(Collected data entries)
'''

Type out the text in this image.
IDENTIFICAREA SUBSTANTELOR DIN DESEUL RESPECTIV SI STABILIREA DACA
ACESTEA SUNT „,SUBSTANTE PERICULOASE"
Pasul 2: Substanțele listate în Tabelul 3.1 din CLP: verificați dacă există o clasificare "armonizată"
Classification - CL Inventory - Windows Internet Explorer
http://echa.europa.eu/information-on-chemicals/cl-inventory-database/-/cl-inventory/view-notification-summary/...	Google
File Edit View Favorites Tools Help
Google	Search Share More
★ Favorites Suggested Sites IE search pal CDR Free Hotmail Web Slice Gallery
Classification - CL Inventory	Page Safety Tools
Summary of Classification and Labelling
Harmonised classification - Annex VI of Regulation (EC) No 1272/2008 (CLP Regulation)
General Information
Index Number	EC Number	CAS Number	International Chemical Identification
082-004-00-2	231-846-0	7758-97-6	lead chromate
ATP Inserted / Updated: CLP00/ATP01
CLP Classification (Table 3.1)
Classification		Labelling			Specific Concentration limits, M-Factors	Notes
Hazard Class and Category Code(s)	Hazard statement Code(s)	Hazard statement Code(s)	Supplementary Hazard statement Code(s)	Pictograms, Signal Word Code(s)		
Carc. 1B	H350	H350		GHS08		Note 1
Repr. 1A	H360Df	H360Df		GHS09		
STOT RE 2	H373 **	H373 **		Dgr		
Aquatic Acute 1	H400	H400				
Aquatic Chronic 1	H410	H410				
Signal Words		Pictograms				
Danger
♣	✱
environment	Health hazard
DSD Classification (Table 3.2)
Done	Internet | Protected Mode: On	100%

'''

> [Task details]:
Write the data back out verbatim.

> [Answer to the task]:
Type out the text in this image.
IDENTIFICAREA SUBSTANTELOR DIN DESEUL RESPECTIV SI STABILIREA DACA
ACESTEA SUNT „,SUBSTANTE PERICULOASE"
Pasul 2: Substanțele listate în Tabelul 3.1 din CLP: verificați dacă există o clasificare "armonizată"
Classification - CL Inventory - Windows Internet Explorer
http://echa.europa.eu/information-on-chemicals/cl-inventory-database/-/cl-inventory/view-notification-summary/...	Google
File Edit View Favorites Tools Help
Google	Search Share More
★ Favorites Suggested Sites IE search pal CDR Free Hotmail Web Slice Gallery
Classification - CL Inventory	Page Safety Tools
Summary of Classification and Labelling
Harmonised classification - Annex VI of Regulation (EC) No 1272/2008 (CLP Regulation)
General Information
Index Number	EC Number	CAS Number	International Chemical Identification
082-004-00-2	231-846-0	7758-97-6	lead chromate
ATP Inserted / Updated: CLP00/ATP01
CLP Classification (Table 3.1)
Classification		Labelling			Specific Concentration limits, M-Factors	Notes
Hazard Class and Category Code(s)	Hazard statement Code(s)	Hazard statement Code(s)	Supplementary Hazard statement Code(s)	Pictograms, Signal Word Code(s)		
Carc. 1B	H350	H350		GHS08		Note 1
Repr. 1A	H360Df	H360Df		GHS09		
STOT RE 2	H373 **	H373 **		Dgr		
Aquatic Acute 1	H400	H400				
Aquatic Chronic 1	H410	H410				
Signal Words		Pictograms				
Danger
♣	✱
environment	Health hazard
DSD Classification (Table 3.2)
Done	Internet | Protected Mode: On	100%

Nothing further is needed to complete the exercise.